● THE TASK
Reproduce every one of the entries below exactly as they appear, but leave the pictures out of your answer.

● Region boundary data
______
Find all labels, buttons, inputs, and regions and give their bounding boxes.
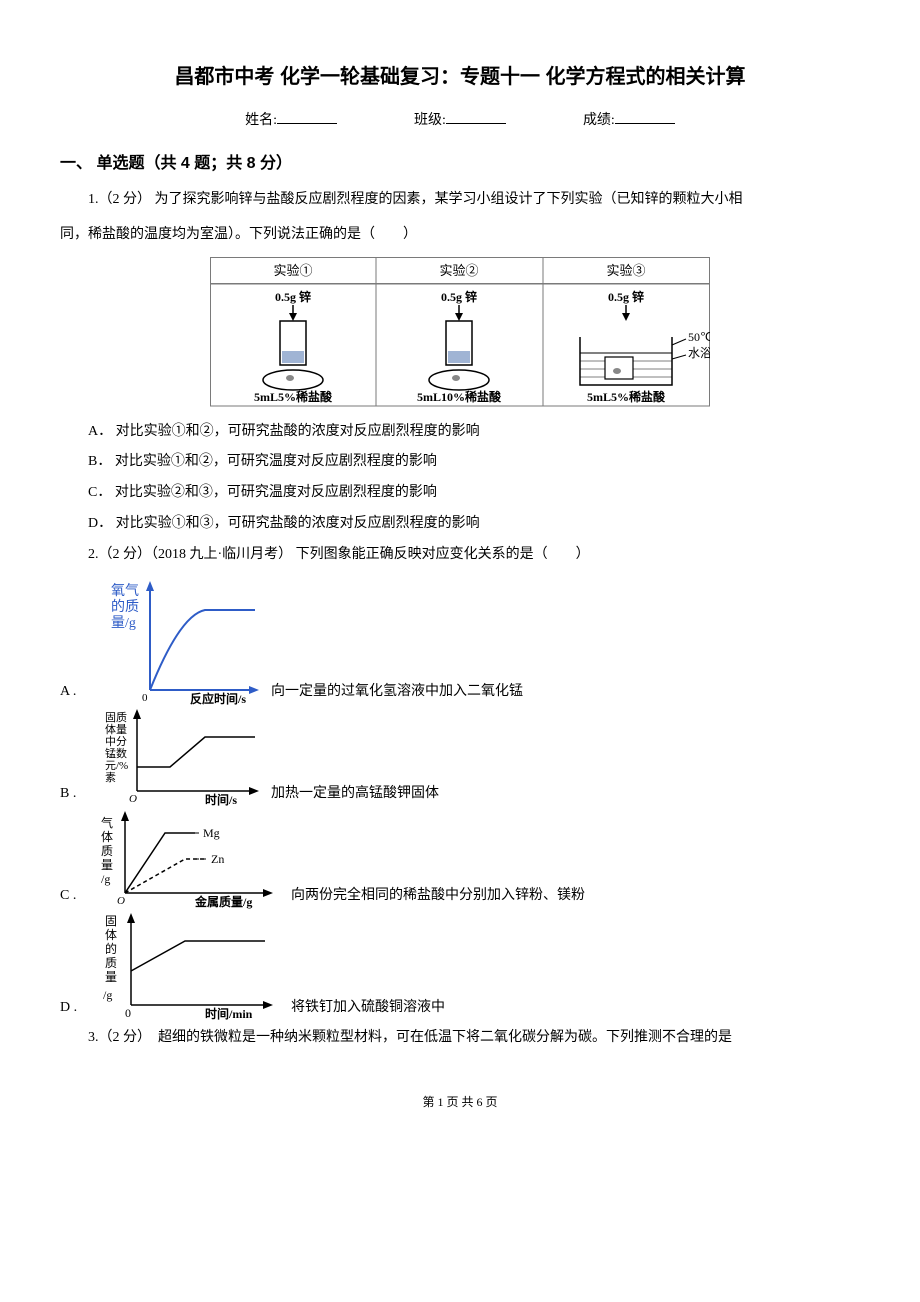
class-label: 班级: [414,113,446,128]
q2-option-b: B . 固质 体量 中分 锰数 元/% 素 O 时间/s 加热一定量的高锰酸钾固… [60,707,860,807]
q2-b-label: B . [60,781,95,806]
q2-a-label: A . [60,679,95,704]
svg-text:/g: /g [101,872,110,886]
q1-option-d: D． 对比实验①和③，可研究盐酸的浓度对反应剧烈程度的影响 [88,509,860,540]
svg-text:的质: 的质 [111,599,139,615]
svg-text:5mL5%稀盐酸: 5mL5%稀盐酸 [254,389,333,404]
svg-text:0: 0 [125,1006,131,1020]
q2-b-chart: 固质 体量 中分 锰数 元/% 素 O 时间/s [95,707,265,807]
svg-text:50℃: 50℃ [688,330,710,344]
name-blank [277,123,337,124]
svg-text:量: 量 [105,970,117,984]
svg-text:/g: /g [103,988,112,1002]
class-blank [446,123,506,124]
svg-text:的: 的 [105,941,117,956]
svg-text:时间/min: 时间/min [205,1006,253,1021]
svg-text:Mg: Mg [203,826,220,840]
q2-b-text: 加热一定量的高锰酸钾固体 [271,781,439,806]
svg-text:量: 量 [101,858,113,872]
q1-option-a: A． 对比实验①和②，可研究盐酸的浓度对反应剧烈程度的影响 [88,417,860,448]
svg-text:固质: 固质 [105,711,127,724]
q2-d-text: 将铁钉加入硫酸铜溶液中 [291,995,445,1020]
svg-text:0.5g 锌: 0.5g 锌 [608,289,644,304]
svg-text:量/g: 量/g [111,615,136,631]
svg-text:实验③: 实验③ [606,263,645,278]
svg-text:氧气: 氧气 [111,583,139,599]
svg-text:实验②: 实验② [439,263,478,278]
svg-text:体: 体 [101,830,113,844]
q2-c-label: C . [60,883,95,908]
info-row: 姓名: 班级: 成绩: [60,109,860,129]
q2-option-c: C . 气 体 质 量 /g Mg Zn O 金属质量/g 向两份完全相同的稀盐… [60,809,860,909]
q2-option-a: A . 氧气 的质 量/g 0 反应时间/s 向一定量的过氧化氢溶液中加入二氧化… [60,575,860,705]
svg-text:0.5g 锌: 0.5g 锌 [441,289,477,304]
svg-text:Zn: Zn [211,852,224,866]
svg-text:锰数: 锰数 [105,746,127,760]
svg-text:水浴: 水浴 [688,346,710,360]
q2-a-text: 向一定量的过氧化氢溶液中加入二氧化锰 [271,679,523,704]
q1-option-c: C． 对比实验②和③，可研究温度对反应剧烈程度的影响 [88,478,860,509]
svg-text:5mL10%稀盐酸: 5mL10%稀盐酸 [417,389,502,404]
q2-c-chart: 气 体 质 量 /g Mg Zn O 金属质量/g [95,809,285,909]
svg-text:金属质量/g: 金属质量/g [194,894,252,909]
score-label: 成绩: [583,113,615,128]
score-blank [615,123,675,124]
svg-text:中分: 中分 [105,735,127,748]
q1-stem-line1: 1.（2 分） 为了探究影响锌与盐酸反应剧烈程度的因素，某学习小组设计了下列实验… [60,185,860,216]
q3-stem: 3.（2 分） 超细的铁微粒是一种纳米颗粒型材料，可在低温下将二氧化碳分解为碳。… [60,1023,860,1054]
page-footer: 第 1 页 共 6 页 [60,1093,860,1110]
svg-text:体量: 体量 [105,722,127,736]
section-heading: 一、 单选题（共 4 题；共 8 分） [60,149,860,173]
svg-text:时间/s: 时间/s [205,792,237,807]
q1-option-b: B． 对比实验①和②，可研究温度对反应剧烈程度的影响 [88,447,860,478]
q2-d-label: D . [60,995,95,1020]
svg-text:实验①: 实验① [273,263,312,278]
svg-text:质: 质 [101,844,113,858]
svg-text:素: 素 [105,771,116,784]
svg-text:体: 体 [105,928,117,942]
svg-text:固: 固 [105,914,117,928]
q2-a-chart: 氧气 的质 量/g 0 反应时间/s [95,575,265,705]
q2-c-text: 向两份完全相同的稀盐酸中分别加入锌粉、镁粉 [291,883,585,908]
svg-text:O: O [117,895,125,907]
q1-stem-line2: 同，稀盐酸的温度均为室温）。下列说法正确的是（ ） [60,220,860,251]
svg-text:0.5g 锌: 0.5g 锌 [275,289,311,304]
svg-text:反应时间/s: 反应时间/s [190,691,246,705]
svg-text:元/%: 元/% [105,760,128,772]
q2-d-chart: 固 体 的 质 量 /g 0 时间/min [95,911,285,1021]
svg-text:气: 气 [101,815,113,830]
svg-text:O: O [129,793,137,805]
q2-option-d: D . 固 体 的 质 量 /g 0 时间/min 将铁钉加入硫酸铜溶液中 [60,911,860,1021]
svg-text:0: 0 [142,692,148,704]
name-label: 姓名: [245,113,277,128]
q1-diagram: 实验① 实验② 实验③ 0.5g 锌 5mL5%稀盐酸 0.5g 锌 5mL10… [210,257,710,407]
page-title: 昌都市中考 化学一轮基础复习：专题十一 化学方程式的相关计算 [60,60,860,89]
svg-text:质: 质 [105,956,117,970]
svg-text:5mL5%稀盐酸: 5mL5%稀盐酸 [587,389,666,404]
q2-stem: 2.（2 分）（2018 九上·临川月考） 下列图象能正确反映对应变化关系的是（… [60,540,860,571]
______
● FINISHED EXERCISE
Find all labels, buttons, inputs, and regions and give their bounding boxes.
class-label: 班级: [414,113,446,128]
q2-option-b: B . 固质 体量 中分 锰数 元/% 素 O 时间/s 加热一定量的高锰酸钾固… [60,707,860,807]
q2-b-label: B . [60,781,95,806]
q2-a-label: A . [60,679,95,704]
svg-text:/g: /g [101,872,110,886]
q1-option-d: D． 对比实验①和③，可研究盐酸的浓度对反应剧烈程度的影响 [88,509,860,540]
svg-text:的质: 的质 [111,599,139,615]
svg-text:5mL5%稀盐酸: 5mL5%稀盐酸 [254,389,333,404]
svg-text:0: 0 [125,1006,131,1020]
q2-b-chart: 固质 体量 中分 锰数 元/% 素 O 时间/s [95,707,265,807]
svg-text:50℃: 50℃ [688,330,710,344]
name-blank [277,123,337,124]
svg-text:量: 量 [105,970,117,984]
svg-text:/g: /g [103,988,112,1002]
class-blank [446,123,506,124]
svg-text:的: 的 [105,941,117,956]
svg-text:时间/min: 时间/min [205,1006,253,1021]
svg-text:Mg: Mg [203,826,220,840]
q2-b-text: 加热一定量的高锰酸钾固体 [271,781,439,806]
svg-text:量: 量 [101,858,113,872]
q1-option-a: A． 对比实验①和②，可研究盐酸的浓度对反应剧烈程度的影响 [88,417,860,448]
svg-text:固质: 固质 [105,711,127,724]
q2-d-text: 将铁钉加入硫酸铜溶液中 [291,995,445,1020]
svg-text:0.5g 锌: 0.5g 锌 [608,289,644,304]
svg-text:量/g: 量/g [111,615,136,631]
svg-text:实验③: 实验③ [606,263,645,278]
svg-text:氧气: 氧气 [111,583,139,599]
svg-text:实验②: 实验② [439,263,478,278]
svg-text:体: 体 [101,830,113,844]
q2-c-label: C . [60,883,95,908]
info-row: 姓名: 班级: 成绩: [60,109,860,129]
q2-option-c: C . 气 体 质 量 /g Mg Zn O 金属质量/g 向两份完全相同的稀盐… [60,809,860,909]
q2-option-a: A . 氧气 的质 量/g 0 反应时间/s 向一定量的过氧化氢溶液中加入二氧化… [60,575,860,705]
svg-text:0.5g 锌: 0.5g 锌 [441,289,477,304]
svg-text:Zn: Zn [211,852,224,866]
svg-text:锰数: 锰数 [105,746,127,760]
svg-text:水浴: 水浴 [688,346,710,360]
q2-a-text: 向一定量的过氧化氢溶液中加入二氧化锰 [271,679,523,704]
q1-option-c: C． 对比实验②和③，可研究温度对反应剧烈程度的影响 [88,478,860,509]
svg-text:5mL10%稀盐酸: 5mL10%稀盐酸 [417,389,502,404]
q2-c-chart: 气 体 质 量 /g Mg Zn O 金属质量/g [95,809,285,909]
svg-text:金属质量/g: 金属质量/g [194,894,252,909]
score-label: 成绩: [583,113,615,128]
score-blank [615,123,675,124]
svg-text:中分: 中分 [105,735,127,748]
q1-stem-line1: 1.（2 分） 为了探究影响锌与盐酸反应剧烈程度的因素，某学习小组设计了下列实验… [60,185,860,216]
q3-stem: 3.（2 分） 超细的铁微粒是一种纳米颗粒型材料，可在低温下将二氧化碳分解为碳。… [60,1023,860,1054]
page-footer: 第 1 页 共 6 页 [60,1093,860,1110]
svg-text:体量: 体量 [105,722,127,736]
section-heading: 一、 单选题（共 4 题；共 8 分） [60,149,860,173]
svg-text:时间/s: 时间/s [205,792,237,807]
q1-option-b: B． 对比实验①和②，可研究温度对反应剧烈程度的影响 [88,447,860,478]
q2-d-label: D . [60,995,95,1020]
svg-text:实验①: 实验① [273,263,312,278]
svg-text:质: 质 [101,844,113,858]
svg-text:素: 素 [105,771,116,784]
svg-text:体: 体 [105,928,117,942]
svg-text:固: 固 [105,914,117,928]
q2-a-chart: 氧气 的质 量/g 0 反应时间/s [95,575,265,705]
q2-c-text: 向两份完全相同的稀盐酸中分别加入锌粉、镁粉 [291,883,585,908]
svg-text:O: O [117,895,125,907]
q1-stem-line2: 同，稀盐酸的温度均为室温）。下列说法正确的是（ ） [60,220,860,251]
svg-text:0.5g 锌: 0.5g 锌 [275,289,311,304]
svg-text:反应时间/s: 反应时间/s [190,691,246,705]
svg-text:元/%: 元/% [105,760,128,772]
q2-d-chart: 固 体 的 质 量 /g 0 时间/min [95,911,285,1021]
svg-text:气: 气 [101,815,113,830]
svg-text:O: O [129,793,137,805]
q2-option-d: D . 固 体 的 质 量 /g 0 时间/min 将铁钉加入硫酸铜溶液中 [60,911,860,1021]
svg-text:0: 0 [142,692,148,704]
name-label: 姓名: [245,113,277,128]
q1-diagram: 实验① 实验② 实验③ 0.5g 锌 5mL5%稀盐酸 0.5g 锌 5mL10… [210,257,710,407]
page-title: 昌都市中考 化学一轮基础复习：专题十一 化学方程式的相关计算 [60,60,860,89]
svg-text:质: 质 [105,956,117,970]
svg-text:5mL5%稀盐酸: 5mL5%稀盐酸 [587,389,666,404]
q2-stem: 2.（2 分）（2018 九上·临川月考） 下列图象能正确反映对应变化关系的是（… [60,540,860,571]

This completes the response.